### [Challenge 1]
Substitute "trace-line" for every occurrence of "series-line" in the listing, starting at its first line and ending at the line containing "y-tick-label: 1600 xyxy=(17,67,35,76)", and leave all else unchanged. Reproduce only those lines.

☆ ☆ ☆ ☆ ☆

ROGER SOWARDS and JOHN COLLINS,
Grievants,
v. Docket Nos. 02-DOH-273, 274, 275
WEST VIRGINIA DEPARTMENT OF
TRANSPORTATION/DIVISION OF HIGHWAYS,
Respondent.
D E C I S I O N
Grievants, Roger Sowards and John Collins, each filed two grievances against their
employer, the Division of Highways ("DOH"), on July 2, and August 7, 2002, on the same
issue. Grievants allege DOH was required to provide them transportation to Level IV
hearings, and failure to provide this transportation was discrimination and favoritism. The
relief sought was for DOH to provide transportation and for the favoritism and
discrimination to stop.
Level I was waived, and no evidence was presented at Level II. At Level III, the first
set of grievances was denied, and the second set was dismissed, noting the requested
relief was within the discretion of the Grievance Board. Grievants appealed to Level IV on
September 3, 2002, the grievance were consolidated, and a Level IV hearing was held on
January 2 and 3, 2002.
(See footnote 1)
This case became mature for decision at that time, as the parties
elected not to submit proposed findings of fact and conclusions of law.
(See footnote 2)
Issues and Arguments
Grievants assert Respondent must provide them transportation to all Level IV
hearings, and DOH's failure to do so is a form of intentional favoritism and discrimination.
Respondent states it is simply following its past practice which has been in place for
many years, based on the Division of Personnel's advice. No grievants have been allowed
to or told they may, drive state vehicles to Level IV hearings, and any grievants who have
done so have engaged in this activity without permission. Respondent points to W. Va.

☆ ☆ ☆ ☆ ☆

### [Challenge 2]
Write the next part of the grievance decision on transportation to Level IV hearings, picking up from its final line.

### [Raw data]
☆ ☆ ☆ ☆ ☆

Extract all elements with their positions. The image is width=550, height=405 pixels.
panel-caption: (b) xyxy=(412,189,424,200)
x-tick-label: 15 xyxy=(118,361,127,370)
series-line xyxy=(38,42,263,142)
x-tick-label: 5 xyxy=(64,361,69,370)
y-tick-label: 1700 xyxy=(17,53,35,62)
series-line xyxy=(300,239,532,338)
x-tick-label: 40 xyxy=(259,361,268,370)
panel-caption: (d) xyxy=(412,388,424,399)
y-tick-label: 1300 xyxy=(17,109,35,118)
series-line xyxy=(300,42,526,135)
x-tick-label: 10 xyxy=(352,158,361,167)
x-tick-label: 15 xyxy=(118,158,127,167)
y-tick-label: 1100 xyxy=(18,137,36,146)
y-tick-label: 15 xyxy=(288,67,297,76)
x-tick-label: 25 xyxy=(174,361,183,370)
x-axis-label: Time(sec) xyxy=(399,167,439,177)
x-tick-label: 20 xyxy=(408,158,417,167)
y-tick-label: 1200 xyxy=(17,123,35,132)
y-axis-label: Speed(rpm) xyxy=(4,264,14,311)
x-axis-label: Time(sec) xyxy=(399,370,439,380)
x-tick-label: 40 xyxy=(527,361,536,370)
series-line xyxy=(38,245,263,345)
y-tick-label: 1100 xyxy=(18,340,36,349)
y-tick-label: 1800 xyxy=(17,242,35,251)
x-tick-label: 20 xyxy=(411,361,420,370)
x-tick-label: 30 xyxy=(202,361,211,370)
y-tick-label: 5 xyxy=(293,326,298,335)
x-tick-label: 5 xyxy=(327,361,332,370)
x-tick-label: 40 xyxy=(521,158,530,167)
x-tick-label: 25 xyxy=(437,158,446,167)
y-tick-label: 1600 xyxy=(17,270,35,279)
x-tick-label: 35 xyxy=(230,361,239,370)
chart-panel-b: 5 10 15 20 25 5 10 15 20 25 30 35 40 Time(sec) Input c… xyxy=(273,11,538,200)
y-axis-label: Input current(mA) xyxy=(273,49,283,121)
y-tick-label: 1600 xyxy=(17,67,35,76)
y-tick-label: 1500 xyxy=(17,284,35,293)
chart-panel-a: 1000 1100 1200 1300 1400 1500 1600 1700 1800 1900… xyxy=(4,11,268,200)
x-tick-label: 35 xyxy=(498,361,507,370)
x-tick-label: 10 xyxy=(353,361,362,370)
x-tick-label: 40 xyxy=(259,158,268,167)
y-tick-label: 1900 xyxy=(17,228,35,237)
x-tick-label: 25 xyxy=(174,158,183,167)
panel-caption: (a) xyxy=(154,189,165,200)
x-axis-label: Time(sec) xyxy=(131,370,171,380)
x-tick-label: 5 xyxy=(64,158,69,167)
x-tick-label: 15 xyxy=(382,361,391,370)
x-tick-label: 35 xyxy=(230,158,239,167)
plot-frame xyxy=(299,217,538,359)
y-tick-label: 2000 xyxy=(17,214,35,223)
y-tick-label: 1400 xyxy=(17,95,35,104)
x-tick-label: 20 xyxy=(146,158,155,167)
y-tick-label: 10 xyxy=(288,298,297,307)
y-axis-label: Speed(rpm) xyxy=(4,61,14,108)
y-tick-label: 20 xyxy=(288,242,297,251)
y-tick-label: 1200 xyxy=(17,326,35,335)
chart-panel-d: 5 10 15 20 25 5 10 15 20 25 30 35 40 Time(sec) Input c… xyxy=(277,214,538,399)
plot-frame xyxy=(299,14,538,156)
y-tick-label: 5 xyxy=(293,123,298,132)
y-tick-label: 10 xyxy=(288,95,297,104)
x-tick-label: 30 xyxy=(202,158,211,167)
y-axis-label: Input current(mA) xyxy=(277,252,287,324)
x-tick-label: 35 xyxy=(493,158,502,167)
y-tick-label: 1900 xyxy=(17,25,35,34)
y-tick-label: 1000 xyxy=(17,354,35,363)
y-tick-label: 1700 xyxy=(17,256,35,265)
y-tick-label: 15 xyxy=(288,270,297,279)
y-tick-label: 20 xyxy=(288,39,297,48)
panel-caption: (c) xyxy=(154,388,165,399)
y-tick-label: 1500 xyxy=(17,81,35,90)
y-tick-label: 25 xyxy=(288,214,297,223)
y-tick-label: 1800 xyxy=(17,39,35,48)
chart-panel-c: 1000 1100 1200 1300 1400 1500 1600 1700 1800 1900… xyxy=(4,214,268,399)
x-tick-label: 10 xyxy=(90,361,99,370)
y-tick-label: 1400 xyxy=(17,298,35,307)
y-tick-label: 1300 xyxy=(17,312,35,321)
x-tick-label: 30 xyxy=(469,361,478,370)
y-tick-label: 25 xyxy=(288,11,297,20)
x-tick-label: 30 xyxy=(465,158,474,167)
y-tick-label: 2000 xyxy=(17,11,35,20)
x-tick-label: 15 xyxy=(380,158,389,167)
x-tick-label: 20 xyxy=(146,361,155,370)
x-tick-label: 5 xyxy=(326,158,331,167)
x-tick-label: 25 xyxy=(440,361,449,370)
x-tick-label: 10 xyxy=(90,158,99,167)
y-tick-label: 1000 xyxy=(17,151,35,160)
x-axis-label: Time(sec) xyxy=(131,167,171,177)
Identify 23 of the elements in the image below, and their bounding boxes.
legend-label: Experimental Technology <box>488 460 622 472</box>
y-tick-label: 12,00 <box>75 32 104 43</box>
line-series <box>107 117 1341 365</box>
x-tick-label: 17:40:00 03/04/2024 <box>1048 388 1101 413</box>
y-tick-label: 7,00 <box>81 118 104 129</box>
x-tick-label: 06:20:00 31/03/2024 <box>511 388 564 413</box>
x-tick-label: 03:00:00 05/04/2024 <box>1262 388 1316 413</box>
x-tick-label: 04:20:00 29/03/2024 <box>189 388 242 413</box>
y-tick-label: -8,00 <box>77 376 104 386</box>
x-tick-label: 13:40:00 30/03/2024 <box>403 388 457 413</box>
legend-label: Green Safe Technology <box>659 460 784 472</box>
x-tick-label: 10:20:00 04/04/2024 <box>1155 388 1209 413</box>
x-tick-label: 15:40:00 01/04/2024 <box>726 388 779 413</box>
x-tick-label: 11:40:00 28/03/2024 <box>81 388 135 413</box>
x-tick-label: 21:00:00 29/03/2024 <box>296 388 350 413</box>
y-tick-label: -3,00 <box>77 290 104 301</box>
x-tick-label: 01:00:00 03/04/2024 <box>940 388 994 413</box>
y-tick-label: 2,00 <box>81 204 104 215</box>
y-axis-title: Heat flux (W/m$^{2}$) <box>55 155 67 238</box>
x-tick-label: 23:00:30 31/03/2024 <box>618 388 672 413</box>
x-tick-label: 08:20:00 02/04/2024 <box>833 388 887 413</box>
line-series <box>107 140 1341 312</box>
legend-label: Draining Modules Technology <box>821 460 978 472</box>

☆ ☆ ☆ ☆ ☆

### [Task response 1]
Extract all elements with their positions. The image is width=550, height=405 pixels.
panel-caption: (b) xyxy=(412,189,424,200)
x-tick-label: 15 xyxy=(118,361,127,370)
trace-line xyxy=(38,42,263,142)
x-tick-label: 5 xyxy=(64,361,69,370)
y-tick-label: 1700 xyxy=(17,53,35,62)
trace-line xyxy=(300,239,532,338)
x-tick-label: 40 xyxy=(259,361,268,370)
panel-caption: (d) xyxy=(412,388,424,399)
y-tick-label: 1300 xyxy=(17,109,35,118)
trace-line xyxy=(300,42,526,135)
x-tick-label: 10 xyxy=(352,158,361,167)
x-tick-label: 15 xyxy=(118,158,127,167)
y-tick-label: 1100 xyxy=(18,137,36,146)
y-tick-label: 15 xyxy=(288,67,297,76)
x-tick-label: 25 xyxy=(174,361,183,370)
x-axis-label: Time(sec) xyxy=(399,167,439,177)
x-tick-label: 20 xyxy=(408,158,417,167)
y-tick-label: 1200 xyxy=(17,123,35,132)
y-axis-label: Speed(rpm) xyxy=(4,264,14,311)
x-axis-label: Time(sec) xyxy=(399,370,439,380)
x-tick-label: 40 xyxy=(527,361,536,370)
trace-line xyxy=(38,245,263,345)
y-tick-label: 1100 xyxy=(18,340,36,349)
y-tick-label: 1800 xyxy=(17,242,35,251)
x-tick-label: 20 xyxy=(411,361,420,370)
x-tick-label: 30 xyxy=(202,361,211,370)
y-tick-label: 5 xyxy=(293,326,298,335)
x-tick-label: 5 xyxy=(327,361,332,370)
x-tick-label: 40 xyxy=(521,158,530,167)
x-tick-label: 25 xyxy=(437,158,446,167)
y-tick-label: 1600 xyxy=(17,270,35,279)
x-tick-label: 35 xyxy=(230,361,239,370)
chart-panel-b: 5 10 15 20 25 5 10 15 20 25 30 35 40 Time(sec) Input c… xyxy=(273,11,538,200)
y-axis-label: Input current(mA) xyxy=(273,49,283,121)
y-tick-label: 1600 xyxy=(17,67,35,76)

### [Task response 2]
Code § 29-6A-5(b) which states the allocation of costs at Level IV is within the discretion
of the Level IV Hearing Examiner.
After a detailed review of the entire record, the undersigned Administrative Law
Judge makes the following Findings of Fact.
Findings of Fact
1. Grievants, who work in District II, have filed numerous grievances within the
last year and appealed the majority of these grievances to Level IV.
2. DOH does not provide state vehicles to grievants to attend their own
grievances, and this decision is based on advice from the Division of Personnel. Test. Jeff
Black, Director of DOH's Human Resources, Level IV Hearing.
3. Witnesses and parties for DOH are allowed to drive state vehicles to
grievance hearings when they are required to attend either through an agency requested
subpoena or an agency requirement that they attend.
4. At a Level IV DOH grievance hearing in 1999 involving District 2 employees,
some grievants drove state vehicles to the hearing. They did so without expresspermission, as they did not ask before the hearing if they could do this. These grievants
did not receive any discipline for this act.
5. Although there have been numerous grievances filed from District 2 since
1999, Grievants did not cite any other time grievants drove state vehicles to a Level IV
hearing.
(See footnote 3)
Discussion
As these grievances do not involve a disciplinary matter, Grievants have the burden
of proving their grievances by a preponderance of the evidence. Procedural Rules of the
W. Va. Educ. & State Employees Grievance Bd. 156 C.S.R. 1 § 4.21 (2000); Howell v.
W. Va. Dep't of Health & Human Resources, Docket No. 89-DHS-72 (Nov. 29, 1990). See
W. Va. Code § 29-6A-6. See also Holly v. Logan County Bd. of Educ., Docket No. 96-23-
174 (Apr. 30, 1997); Hanshaw v. McDowell County Bd. of Educ., Docket No. 33-88-130
(Aug. 19, 1988). "The preponderance standard generally requires proof that a reasonable
person would accept as sufficient that a contested fact is more likely true than not."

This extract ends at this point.